# Start of DATA SUPPLIED
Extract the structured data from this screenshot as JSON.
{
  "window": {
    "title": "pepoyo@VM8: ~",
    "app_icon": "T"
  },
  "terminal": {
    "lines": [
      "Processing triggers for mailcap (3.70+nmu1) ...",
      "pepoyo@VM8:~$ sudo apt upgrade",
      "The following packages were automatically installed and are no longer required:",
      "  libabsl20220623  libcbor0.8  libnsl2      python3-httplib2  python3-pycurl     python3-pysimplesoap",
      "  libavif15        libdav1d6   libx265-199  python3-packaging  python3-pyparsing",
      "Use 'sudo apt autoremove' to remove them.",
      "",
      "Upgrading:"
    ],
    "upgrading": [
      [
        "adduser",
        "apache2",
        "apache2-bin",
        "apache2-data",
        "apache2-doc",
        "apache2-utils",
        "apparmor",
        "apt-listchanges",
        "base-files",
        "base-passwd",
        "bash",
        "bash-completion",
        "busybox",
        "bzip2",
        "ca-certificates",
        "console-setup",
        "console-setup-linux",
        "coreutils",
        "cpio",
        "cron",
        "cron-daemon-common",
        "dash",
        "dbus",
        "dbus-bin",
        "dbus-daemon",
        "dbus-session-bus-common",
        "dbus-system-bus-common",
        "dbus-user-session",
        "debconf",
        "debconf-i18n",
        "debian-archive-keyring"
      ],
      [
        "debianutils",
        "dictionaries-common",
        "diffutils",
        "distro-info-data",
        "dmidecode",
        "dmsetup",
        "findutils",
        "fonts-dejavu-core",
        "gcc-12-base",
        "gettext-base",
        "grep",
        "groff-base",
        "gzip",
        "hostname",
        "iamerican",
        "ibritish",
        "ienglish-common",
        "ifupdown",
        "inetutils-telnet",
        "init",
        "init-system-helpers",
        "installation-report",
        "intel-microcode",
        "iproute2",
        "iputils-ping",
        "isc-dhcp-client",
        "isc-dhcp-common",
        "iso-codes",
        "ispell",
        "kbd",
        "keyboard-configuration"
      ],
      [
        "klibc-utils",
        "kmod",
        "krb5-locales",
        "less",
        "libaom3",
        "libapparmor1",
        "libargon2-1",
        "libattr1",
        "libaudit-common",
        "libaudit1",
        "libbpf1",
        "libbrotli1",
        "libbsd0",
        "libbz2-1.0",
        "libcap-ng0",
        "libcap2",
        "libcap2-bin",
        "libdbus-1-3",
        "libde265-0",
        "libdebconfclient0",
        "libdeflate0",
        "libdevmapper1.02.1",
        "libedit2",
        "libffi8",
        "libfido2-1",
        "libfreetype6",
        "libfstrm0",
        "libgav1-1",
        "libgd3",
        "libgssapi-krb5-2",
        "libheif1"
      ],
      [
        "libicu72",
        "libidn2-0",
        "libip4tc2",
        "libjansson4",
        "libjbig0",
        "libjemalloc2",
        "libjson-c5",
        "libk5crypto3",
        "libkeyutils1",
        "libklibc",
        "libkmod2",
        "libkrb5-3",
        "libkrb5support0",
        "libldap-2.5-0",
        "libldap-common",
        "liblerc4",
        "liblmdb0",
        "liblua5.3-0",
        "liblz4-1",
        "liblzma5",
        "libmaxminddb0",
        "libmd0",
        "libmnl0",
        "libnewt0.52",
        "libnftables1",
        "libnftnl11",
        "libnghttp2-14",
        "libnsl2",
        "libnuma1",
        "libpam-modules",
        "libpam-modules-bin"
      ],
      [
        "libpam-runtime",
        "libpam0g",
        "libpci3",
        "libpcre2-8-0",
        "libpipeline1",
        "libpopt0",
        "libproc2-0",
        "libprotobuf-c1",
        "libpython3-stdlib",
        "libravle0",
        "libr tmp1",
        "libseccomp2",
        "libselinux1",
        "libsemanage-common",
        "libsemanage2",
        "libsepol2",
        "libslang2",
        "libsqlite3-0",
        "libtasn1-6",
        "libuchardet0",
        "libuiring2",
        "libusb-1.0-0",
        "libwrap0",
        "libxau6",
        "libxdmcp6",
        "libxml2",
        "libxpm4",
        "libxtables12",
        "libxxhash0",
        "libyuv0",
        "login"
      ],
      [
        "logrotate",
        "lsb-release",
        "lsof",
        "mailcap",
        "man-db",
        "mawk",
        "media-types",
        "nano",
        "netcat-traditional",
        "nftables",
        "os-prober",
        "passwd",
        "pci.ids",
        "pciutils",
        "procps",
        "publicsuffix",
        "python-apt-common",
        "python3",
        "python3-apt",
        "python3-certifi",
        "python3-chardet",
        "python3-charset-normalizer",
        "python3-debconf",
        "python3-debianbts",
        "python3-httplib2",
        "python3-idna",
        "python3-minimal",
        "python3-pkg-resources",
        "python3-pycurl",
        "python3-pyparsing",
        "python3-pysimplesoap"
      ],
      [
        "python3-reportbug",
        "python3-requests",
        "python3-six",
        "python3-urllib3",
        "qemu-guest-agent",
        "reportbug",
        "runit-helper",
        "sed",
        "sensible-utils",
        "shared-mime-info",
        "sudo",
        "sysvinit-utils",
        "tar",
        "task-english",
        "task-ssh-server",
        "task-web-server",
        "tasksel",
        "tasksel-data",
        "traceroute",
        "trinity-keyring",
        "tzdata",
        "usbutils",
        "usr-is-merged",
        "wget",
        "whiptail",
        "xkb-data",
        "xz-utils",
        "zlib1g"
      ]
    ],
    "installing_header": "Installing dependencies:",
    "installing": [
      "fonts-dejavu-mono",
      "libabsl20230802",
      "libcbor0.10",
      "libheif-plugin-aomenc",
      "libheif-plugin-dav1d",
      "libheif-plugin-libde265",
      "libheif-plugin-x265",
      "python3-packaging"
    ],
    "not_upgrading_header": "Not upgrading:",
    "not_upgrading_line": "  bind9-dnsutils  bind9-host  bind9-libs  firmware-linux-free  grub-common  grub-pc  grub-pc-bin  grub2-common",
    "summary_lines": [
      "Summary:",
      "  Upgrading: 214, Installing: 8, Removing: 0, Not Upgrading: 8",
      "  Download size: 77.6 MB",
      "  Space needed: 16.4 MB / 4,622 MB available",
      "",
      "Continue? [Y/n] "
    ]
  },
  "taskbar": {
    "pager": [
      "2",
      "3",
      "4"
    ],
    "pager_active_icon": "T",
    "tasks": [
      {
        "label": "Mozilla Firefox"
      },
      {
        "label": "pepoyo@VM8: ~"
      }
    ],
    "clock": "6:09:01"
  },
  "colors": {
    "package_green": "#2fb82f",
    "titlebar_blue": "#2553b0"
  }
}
# End of DATA SUPPLIED
Write every entry out again exactly.

Extract the structured data from this screenshot as JSON.
{
  "window": {
    "title": "pepoyo@VM8: ~",
    "app_icon": "T"
  },
  "terminal": {
    "lines": [
      "Processing triggers for mailcap (3.70+nmu1) ...",
      "pepoyo@VM8:~$ sudo apt upgrade",
      "The following packages were automatically installed and are no longer required:",
      "  libabsl20220623  libcbor0.8  libnsl2      python3-httplib2  python3-pycurl     python3-pysimplesoap",
      "  libavif15        libdav1d6   libx265-199  python3-packaging  python3-pyparsing",
      "Use 'sudo apt autoremove' to remove them.",
      "",
      "Upgrading:"
    ],
    "upgrading": [
      [
        "adduser",
        "apache2",
        "apache2-bin",
        "apache2-data",
        "apache2-doc",
        "apache2-utils",
        "apparmor",
        "apt-listchanges",
        "base-files",
        "base-passwd",
        "bash",
        "bash-completion",
        "busybox",
        "bzip2",
        "ca-certificates",
        "console-setup",
        "console-setup-linux",
        "coreutils",
        "cpio",
        "cron",
        "cron-daemon-common",
        "dash",
        "dbus",
        "dbus-bin",
        "dbus-daemon",
        "dbus-session-bus-common",
        "dbus-system-bus-common",
        "dbus-user-session",
        "debconf",
        "debconf-i18n",
        "debian-archive-keyring"
      ],
      [
        "debianutils",
        "dictionaries-common",
        "diffutils",
        "distro-info-data",
        "dmidecode",
        "dmsetup",
        "findutils",
        "fonts-dejavu-core",
        "gcc-12-base",
        "gettext-base",
        "grep",
        "groff-base",
        "gzip",
        "hostname",
        "iamerican",
        "ibritish",
        "ienglish-common",
        "ifupdown",
        "inetutils-telnet",
        "init",
        "init-system-helpers",
        "installation-report",
        "intel-microcode",
        "iproute2",
        "iputils-ping",
        "isc-dhcp-client",
        "isc-dhcp-common",
        "iso-codes",
        "ispell",
        "kbd",
        "keyboard-configuration"
      ],
      [
        "klibc-utils",
        "kmod",
        "krb5-locales",
        "less",
        "libaom3",
        "libapparmor1",
        "libargon2-1",
        "libattr1",
        "libaudit-common",
        "libaudit1",
        "libbpf1",
        "libbrotli1",
        "libbsd0",
        "libbz2-1.0",
        "libcap-ng0",
        "libcap2",
        "libcap2-bin",
        "libdbus-1-3",
        "libde265-0",
        "libdebconfclient0",
        "libdeflate0",
        "libdevmapper1.02.1",
        "libedit2",
        "libffi8",
        "libfido2-1",
        "libfreetype6",
        "libfstrm0",
        "libgav1-1",
        "libgd3",
        "libgssapi-krb5-2",
        "libheif1"
      ],
      [
        "libicu72",
        "libidn2-0",
        "libip4tc2",
        "libjansson4",
        "libjbig0",
        "libjemalloc2",
        "libjson-c5",
        "libk5crypto3",
        "libkeyutils1",
        "libklibc",
        "libkmod2",
        "libkrb5-3",
        "libkrb5support0",
        "libldap-2.5-0",
        "libldap-common",
        "liblerc4",
        "liblmdb0",
        "liblua5.3-0",
        "liblz4-1",
        "liblzma5",
        "libmaxminddb0",
        "libmd0",
        "libmnl0",
        "libnewt0.52",
        "libnftables1",
        "libnftnl11",
        "libnghttp2-14",
        "libnsl2",
        "libnuma1",
        "libpam-modules",
        "libpam-modules-bin"
      ],
      [
        "libpam-runtime",
        "libpam0g",
        "libpci3",
        "libpcre2-8-0",
        "libpipeline1",
        "libpopt0",
        "libproc2-0",
        "libprotobuf-c1",
        "libpython3-stdlib",
        "libravle0",
        "libr tmp1",
        "libseccomp2",
        "libselinux1",
        "libsemanage-common",
        "libsemanage2",
        "libsepol2",
        "libslang2",
        "libsqlite3-0",
        "libtasn1-6",
        "libuchardet0",
        "libuiring2",
        "libusb-1.0-0",
        "libwrap0",
        "libxau6",
        "libxdmcp6",
        "libxml2",
        "libxpm4",
        "libxtables12",
        "libxxhash0",
        "libyuv0",
        "login"
      ],
      [
        "logrotate",
        "lsb-release",
        "lsof",
        "mailcap",
        "man-db",
        "mawk",
        "media-types",
        "nano",
        "netcat-traditional",
        "nftables",
        "os-prober",
        "passwd",
        "pci.ids",
        "pciutils",
        "procps",
        "publicsuffix",
        "python-apt-common",
        "python3",
        "python3-apt",
        "python3-certifi",
        "python3-chardet",
        "python3-charset-normalizer",
        "python3-debconf",
        "python3-debianbts",
        "python3-httplib2",
        "python3-idna",
        "python3-minimal",
        "python3-pkg-resources",
        "python3-pycurl",
        "python3-pyparsing",
        "python3-pysimplesoap"
      ],
      [
        "python3-reportbug",
        "python3-requests",
        "python3-six",
        "python3-urllib3",
        "qemu-guest-agent",
        "reportbug",
        "runit-helper",
        "sed",
        "sensible-utils",
        "shared-mime-info",
        "sudo",
        "sysvinit-utils",
        "tar",
        "task-english",
        "task-ssh-server",
        "task-web-server",
        "tasksel",
        "tasksel-data",
        "traceroute",
        "trinity-keyring",
        "tzdata",
        "usbutils",
        "usr-is-merged",
        "wget",
        "whiptail",
        "xkb-data",
        "xz-utils",
        "zlib1g"
      ]
    ],
    "installing_header": "Installing dependencies:",
    "installing": [
      "fonts-dejavu-mono",
      "libabsl20230802",
      "libcbor0.10",
      "libheif-plugin-aomenc",
      "libheif-plugin-dav1d",
      "libheif-plugin-libde265",
      "libheif-plugin-x265",
      "python3-packaging"
    ],
    "not_upgrading_header": "Not upgrading:",
    "not_upgrading_line": "  bind9-dnsutils  bind9-host  bind9-libs  firmware-linux-free  grub-common  grub-pc  grub-pc-bin  grub2-common",
    "summary_lines": [
      "Summary:",
      "  Upgrading: 214, Installing: 8, Removing: 0, Not Upgrading: 8",
      "  Download size: 77.6 MB",
      "  Space needed: 16.4 MB / 4,622 MB available",
      "",
      "Continue? [Y/n] "
    ]
  },
  "taskbar": {
    "pager": [
      "2",
      "3",
      "4"
    ],
    "pager_active_icon": "T",
    "tasks": [
      {
        "label": "Mozilla Firefox"
      },
      {
        "label": "pepoyo@VM8: ~"
      }
    ],
    "clock": "6:09:01"
  },
  "colors": {
    "package_green": "#2fb82f",
    "titlebar_blue": "#2553b0"
  }
}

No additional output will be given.